_Given problem:_
Go through the entries below and retype them exactly, omitting each picture.
--- start ---
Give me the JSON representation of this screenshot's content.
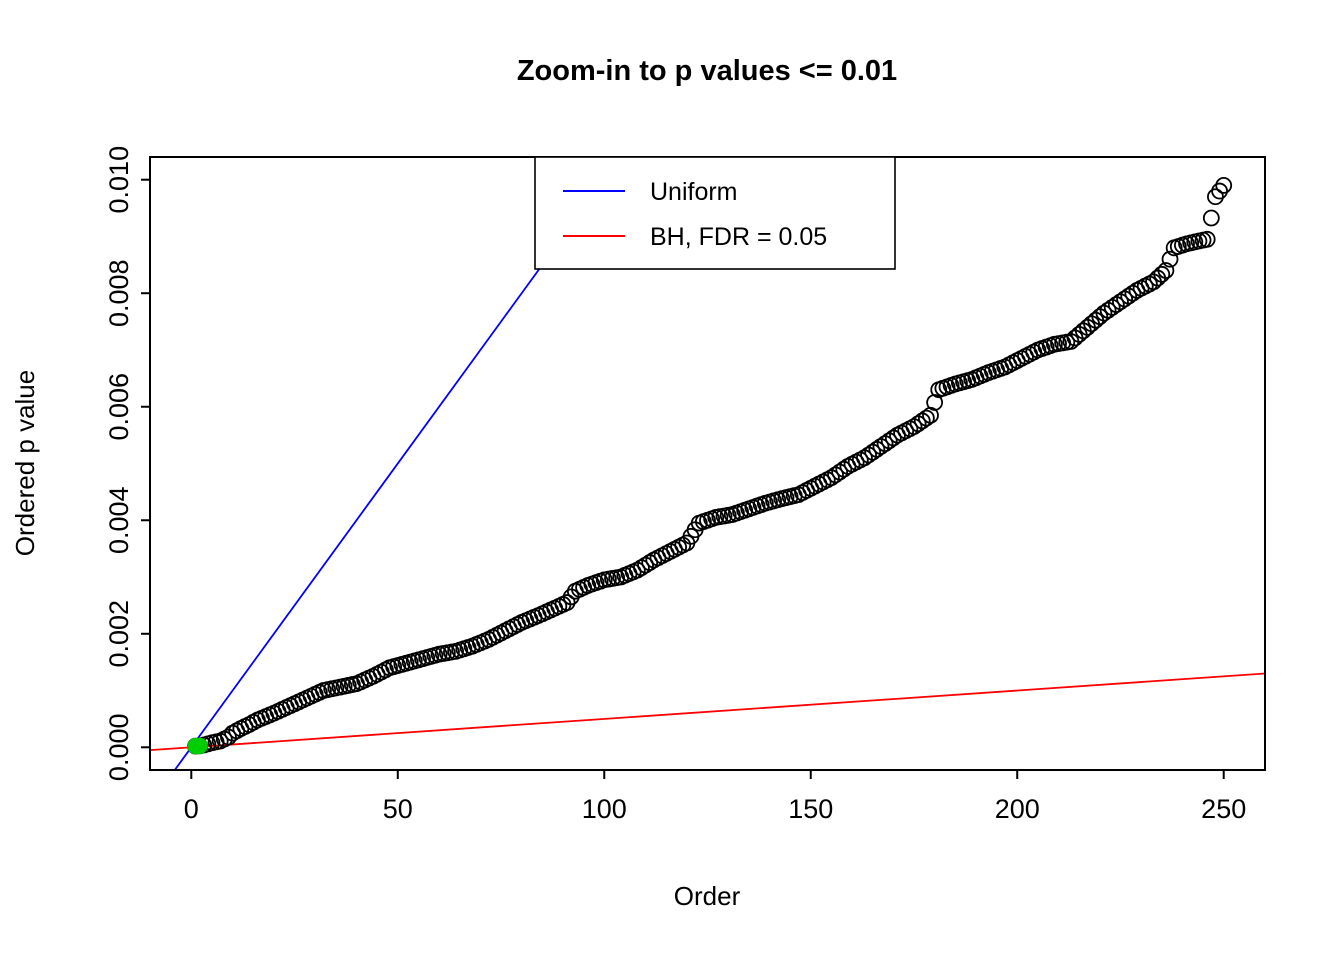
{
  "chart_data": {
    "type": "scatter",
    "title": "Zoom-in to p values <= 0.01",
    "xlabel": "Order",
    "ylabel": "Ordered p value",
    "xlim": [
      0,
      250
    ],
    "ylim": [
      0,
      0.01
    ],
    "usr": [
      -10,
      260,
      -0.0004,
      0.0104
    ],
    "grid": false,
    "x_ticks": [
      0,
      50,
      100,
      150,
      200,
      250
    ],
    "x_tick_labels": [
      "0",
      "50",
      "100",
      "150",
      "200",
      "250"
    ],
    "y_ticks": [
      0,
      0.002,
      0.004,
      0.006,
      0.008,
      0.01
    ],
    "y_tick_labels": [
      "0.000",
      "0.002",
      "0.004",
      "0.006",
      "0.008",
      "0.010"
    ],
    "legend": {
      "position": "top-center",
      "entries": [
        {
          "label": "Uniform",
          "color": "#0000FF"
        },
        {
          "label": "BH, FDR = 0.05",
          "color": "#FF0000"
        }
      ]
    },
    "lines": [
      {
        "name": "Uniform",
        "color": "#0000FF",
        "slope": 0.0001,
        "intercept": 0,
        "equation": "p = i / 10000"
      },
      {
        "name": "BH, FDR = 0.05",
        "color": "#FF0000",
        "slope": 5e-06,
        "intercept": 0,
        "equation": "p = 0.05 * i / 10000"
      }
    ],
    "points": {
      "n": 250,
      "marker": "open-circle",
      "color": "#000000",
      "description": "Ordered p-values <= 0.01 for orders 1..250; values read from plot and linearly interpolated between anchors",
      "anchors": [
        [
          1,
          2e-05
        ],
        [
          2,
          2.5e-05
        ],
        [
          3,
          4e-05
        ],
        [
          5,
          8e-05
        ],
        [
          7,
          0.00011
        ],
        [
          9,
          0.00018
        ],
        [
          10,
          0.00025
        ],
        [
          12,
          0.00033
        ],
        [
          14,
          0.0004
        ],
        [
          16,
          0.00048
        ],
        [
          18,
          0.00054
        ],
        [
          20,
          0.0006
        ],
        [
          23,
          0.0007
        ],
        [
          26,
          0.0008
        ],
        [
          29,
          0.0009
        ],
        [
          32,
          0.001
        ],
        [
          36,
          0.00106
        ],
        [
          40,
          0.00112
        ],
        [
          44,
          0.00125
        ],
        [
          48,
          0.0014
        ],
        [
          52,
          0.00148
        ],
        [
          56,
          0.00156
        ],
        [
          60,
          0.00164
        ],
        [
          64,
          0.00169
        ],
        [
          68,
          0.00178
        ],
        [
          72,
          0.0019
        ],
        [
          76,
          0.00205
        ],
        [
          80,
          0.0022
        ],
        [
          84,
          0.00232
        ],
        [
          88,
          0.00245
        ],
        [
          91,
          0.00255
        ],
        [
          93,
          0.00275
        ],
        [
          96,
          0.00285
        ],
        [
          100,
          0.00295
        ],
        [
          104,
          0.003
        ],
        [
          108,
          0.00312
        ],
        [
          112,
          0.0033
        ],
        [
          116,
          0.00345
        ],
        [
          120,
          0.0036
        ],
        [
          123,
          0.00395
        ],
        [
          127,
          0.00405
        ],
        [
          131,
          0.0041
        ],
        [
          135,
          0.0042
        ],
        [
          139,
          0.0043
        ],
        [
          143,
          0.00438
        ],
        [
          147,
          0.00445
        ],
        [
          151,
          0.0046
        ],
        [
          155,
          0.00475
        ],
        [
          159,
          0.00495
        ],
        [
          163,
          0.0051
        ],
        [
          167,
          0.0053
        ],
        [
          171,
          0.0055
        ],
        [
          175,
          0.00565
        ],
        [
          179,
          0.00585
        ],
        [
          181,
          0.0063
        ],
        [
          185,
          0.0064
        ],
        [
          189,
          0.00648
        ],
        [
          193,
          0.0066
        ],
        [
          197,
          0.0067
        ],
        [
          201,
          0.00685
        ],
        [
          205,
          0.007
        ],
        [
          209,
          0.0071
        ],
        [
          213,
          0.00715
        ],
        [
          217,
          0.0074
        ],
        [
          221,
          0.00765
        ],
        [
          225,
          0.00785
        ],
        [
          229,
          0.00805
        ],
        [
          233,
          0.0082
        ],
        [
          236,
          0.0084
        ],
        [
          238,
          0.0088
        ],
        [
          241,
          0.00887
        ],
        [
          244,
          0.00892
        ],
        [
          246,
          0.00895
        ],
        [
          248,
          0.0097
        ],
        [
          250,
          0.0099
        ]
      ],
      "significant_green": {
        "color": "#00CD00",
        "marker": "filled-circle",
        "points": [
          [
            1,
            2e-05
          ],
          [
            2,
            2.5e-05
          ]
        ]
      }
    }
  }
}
--- end ---
_Task result:_
Give me the JSON representation of this screenshot's content.
{
  "chart_data": {
    "type": "scatter",
    "title": "Zoom-in to p values <= 0.01",
    "xlabel": "Order",
    "ylabel": "Ordered p value",
    "xlim": [
      0,
      250
    ],
    "ylim": [
      0,
      0.01
    ],
    "usr": [
      -10,
      260,
      -0.0004,
      0.0104
    ],
    "grid": false,
    "x_ticks": [
      0,
      50,
      100,
      150,
      200,
      250
    ],
    "x_tick_labels": [
      "0",
      "50",
      "100",
      "150",
      "200",
      "250"
    ],
    "y_ticks": [
      0,
      0.002,
      0.004,
      0.006,
      0.008,
      0.01
    ],
    "y_tick_labels": [
      "0.000",
      "0.002",
      "0.004",
      "0.006",
      "0.008",
      "0.010"
    ],
    "legend": {
      "position": "top-center",
      "entries": [
        {
          "label": "Uniform",
          "color": "#0000FF"
        },
        {
          "label": "BH, FDR = 0.05",
          "color": "#FF0000"
        }
      ]
    },
    "lines": [
      {
        "name": "Uniform",
        "color": "#0000FF",
        "slope": 0.0001,
        "intercept": 0,
        "equation": "p = i / 10000"
      },
      {
        "name": "BH, FDR = 0.05",
        "color": "#FF0000",
        "slope": 5e-06,
        "intercept": 0,
        "equation": "p = 0.05 * i / 10000"
      }
    ],
    "points": {
      "n": 250,
      "marker": "open-circle",
      "color": "#000000",
      "description": "Ordered p-values <= 0.01 for orders 1..250; values read from plot and linearly interpolated between anchors",
      "anchors": [
        [
          1,
          2e-05
        ],
        [
          2,
          2.5e-05
        ],
        [
          3,
          4e-05
        ],
        [
          5,
          8e-05
        ],
        [
          7,
          0.00011
        ],
        [
          9,
          0.00018
        ],
        [
          10,
          0.00025
        ],
        [
          12,
          0.00033
        ],
        [
          14,
          0.0004
        ],
        [
          16,
          0.00048
        ],
        [
          18,
          0.00054
        ],
        [
          20,
          0.0006
        ],
        [
          23,
          0.0007
        ],
        [
          26,
          0.0008
        ],
        [
          29,
          0.0009
        ],
        [
          32,
          0.001
        ],
        [
          36,
          0.00106
        ],
        [
          40,
          0.00112
        ],
        [
          44,
          0.00125
        ],
        [
          48,
          0.0014
        ],
        [
          52,
          0.00148
        ],
        [
          56,
          0.00156
        ],
        [
          60,
          0.00164
        ],
        [
          64,
          0.00169
        ],
        [
          68,
          0.00178
        ],
        [
          72,
          0.0019
        ],
        [
          76,
          0.00205
        ],
        [
          80,
          0.0022
        ],
        [
          84,
          0.00232
        ],
        [
          88,
          0.00245
        ],
        [
          91,
          0.00255
        ],
        [
          93,
          0.00275
        ],
        [
          96,
          0.00285
        ],
        [
          100,
          0.00295
        ],
        [
          104,
          0.003
        ],
        [
          108,
          0.00312
        ],
        [
          112,
          0.0033
        ],
        [
          116,
          0.00345
        ],
        [
          120,
          0.0036
        ],
        [
          123,
          0.00395
        ],
        [
          127,
          0.00405
        ],
        [
          131,
          0.0041
        ],
        [
          135,
          0.0042
        ],
        [
          139,
          0.0043
        ],
        [
          143,
          0.00438
        ],
        [
          147,
          0.00445
        ],
        [
          151,
          0.0046
        ],
        [
          155,
          0.00475
        ],
        [
          159,
          0.00495
        ],
        [
          163,
          0.0051
        ],
        [
          167,
          0.0053
        ],
        [
          171,
          0.0055
        ],
        [
          175,
          0.00565
        ],
        [
          179,
          0.00585
        ],
        [
          181,
          0.0063
        ],
        [
          185,
          0.0064
        ],
        [
          189,
          0.00648
        ],
        [
          193,
          0.0066
        ],
        [
          197,
          0.0067
        ],
        [
          201,
          0.00685
        ],
        [
          205,
          0.007
        ],
        [
          209,
          0.0071
        ],
        [
          213,
          0.00715
        ],
        [
          217,
          0.0074
        ],
        [
          221,
          0.00765
        ],
        [
          225,
          0.00785
        ],
        [
          229,
          0.00805
        ],
        [
          233,
          0.0082
        ],
        [
          236,
          0.0084
        ],
        [
          238,
          0.0088
        ],
        [
          241,
          0.00887
        ],
        [
          244,
          0.00892
        ],
        [
          246,
          0.00895
        ],
        [
          248,
          0.0097
        ],
        [
          250,
          0.0099
        ]
      ],
      "significant_green": {
        "color": "#00CD00",
        "marker": "filled-circle",
        "points": [
          [
            1,
            2e-05
          ],
          [
            2,
            2.5e-05
          ]
        ]
      }
    }
  }
}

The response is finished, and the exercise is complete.